Entries from a page text dataset:

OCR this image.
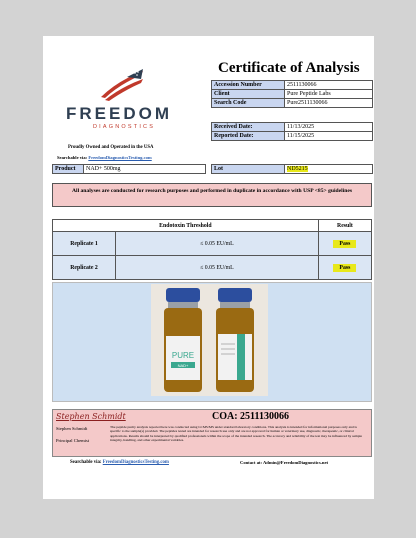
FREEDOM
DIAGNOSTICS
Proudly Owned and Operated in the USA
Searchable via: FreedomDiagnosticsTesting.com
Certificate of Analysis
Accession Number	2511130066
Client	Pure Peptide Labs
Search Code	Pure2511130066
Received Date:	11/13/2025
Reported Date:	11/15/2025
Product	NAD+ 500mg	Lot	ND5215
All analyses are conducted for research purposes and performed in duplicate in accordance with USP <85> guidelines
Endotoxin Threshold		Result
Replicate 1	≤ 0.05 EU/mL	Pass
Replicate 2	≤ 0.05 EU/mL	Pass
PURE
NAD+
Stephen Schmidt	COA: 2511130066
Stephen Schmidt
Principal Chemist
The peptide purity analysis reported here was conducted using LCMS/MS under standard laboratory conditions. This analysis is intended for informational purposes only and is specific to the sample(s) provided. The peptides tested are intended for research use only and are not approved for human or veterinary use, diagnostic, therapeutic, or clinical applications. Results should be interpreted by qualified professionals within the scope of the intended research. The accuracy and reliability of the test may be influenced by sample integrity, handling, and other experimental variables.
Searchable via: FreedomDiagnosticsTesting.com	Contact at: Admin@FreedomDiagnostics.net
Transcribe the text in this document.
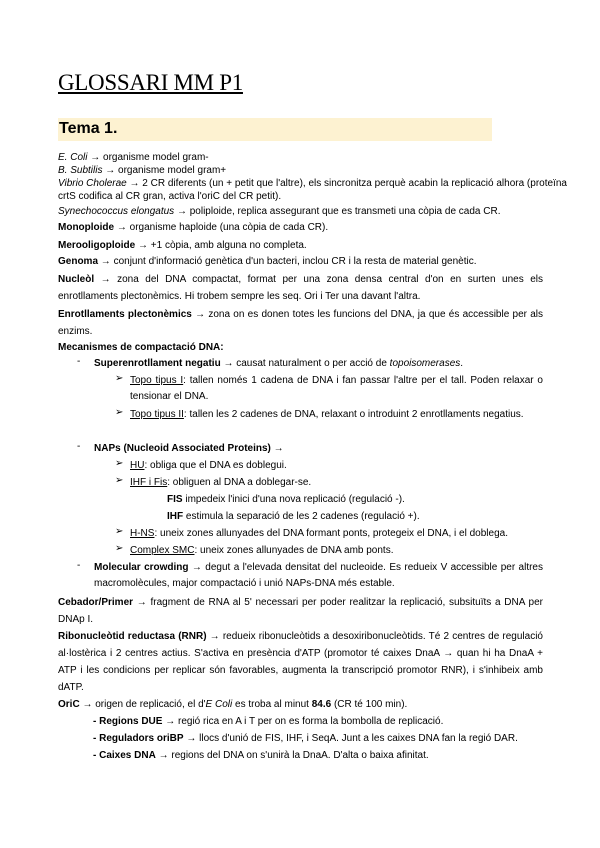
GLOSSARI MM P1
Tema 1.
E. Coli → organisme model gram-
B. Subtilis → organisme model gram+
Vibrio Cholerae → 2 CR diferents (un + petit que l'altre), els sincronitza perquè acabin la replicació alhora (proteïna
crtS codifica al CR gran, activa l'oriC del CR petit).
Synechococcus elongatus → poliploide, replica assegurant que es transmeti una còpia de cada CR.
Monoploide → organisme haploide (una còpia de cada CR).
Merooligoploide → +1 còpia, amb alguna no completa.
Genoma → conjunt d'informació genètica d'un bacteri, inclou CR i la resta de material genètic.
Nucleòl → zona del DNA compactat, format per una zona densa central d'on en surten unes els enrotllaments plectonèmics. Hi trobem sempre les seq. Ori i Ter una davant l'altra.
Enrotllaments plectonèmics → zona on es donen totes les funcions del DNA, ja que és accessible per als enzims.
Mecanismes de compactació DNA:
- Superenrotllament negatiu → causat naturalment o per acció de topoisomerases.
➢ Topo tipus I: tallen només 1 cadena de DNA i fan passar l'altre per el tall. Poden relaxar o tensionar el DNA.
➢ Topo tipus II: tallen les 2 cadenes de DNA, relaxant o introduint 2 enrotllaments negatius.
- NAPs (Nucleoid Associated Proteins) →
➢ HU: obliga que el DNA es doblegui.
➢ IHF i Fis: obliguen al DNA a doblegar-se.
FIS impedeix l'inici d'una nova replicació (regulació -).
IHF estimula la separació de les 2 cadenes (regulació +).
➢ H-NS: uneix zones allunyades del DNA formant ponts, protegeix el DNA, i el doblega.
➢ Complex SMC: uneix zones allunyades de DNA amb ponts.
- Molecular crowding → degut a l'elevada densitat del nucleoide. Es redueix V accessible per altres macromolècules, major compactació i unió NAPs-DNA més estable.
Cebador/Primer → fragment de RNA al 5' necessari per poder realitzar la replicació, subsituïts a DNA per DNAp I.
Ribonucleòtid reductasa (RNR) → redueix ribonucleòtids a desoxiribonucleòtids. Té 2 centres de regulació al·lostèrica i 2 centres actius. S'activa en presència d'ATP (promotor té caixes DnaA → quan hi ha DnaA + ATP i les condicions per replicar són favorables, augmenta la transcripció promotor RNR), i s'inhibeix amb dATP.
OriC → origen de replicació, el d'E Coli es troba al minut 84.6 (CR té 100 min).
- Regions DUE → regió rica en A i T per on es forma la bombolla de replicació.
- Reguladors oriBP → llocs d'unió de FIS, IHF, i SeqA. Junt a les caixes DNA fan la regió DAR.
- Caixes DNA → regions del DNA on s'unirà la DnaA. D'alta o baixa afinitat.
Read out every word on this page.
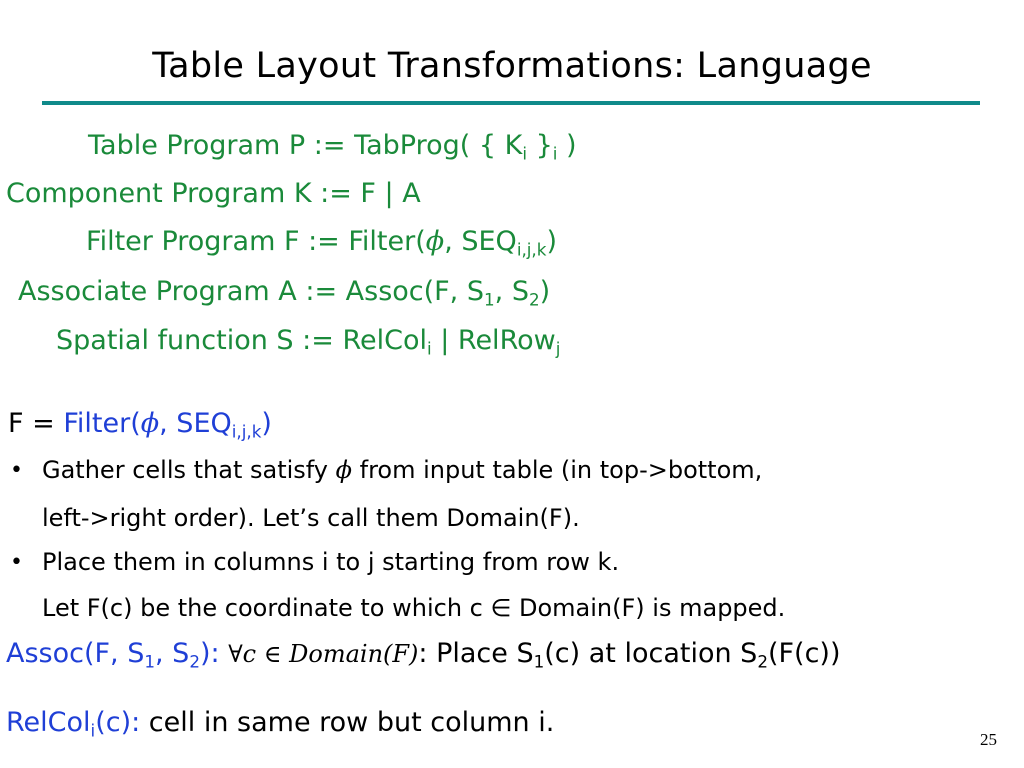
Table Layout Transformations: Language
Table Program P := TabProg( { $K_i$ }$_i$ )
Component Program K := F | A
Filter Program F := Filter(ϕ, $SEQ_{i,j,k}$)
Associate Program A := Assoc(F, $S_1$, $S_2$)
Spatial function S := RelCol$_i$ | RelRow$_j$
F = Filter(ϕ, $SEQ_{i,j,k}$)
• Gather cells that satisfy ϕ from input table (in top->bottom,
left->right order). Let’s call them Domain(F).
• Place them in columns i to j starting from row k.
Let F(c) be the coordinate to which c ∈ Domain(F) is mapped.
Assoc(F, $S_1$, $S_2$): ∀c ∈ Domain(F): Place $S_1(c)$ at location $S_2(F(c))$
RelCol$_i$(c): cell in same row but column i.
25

» **Problem**: Return every line of the data above in which "accessible" appears.

» **Exercise answer**:
Enrotllaments plectonèmics → zona on es donen totes les funcions del DNA, ja que és accessible per als enzims.
- Molecular crowding → degut a l'elevada densitat del nucleoide. Es redueix V accessible per altres macromolècules, major compactació i unió NAPs-DNA més estable.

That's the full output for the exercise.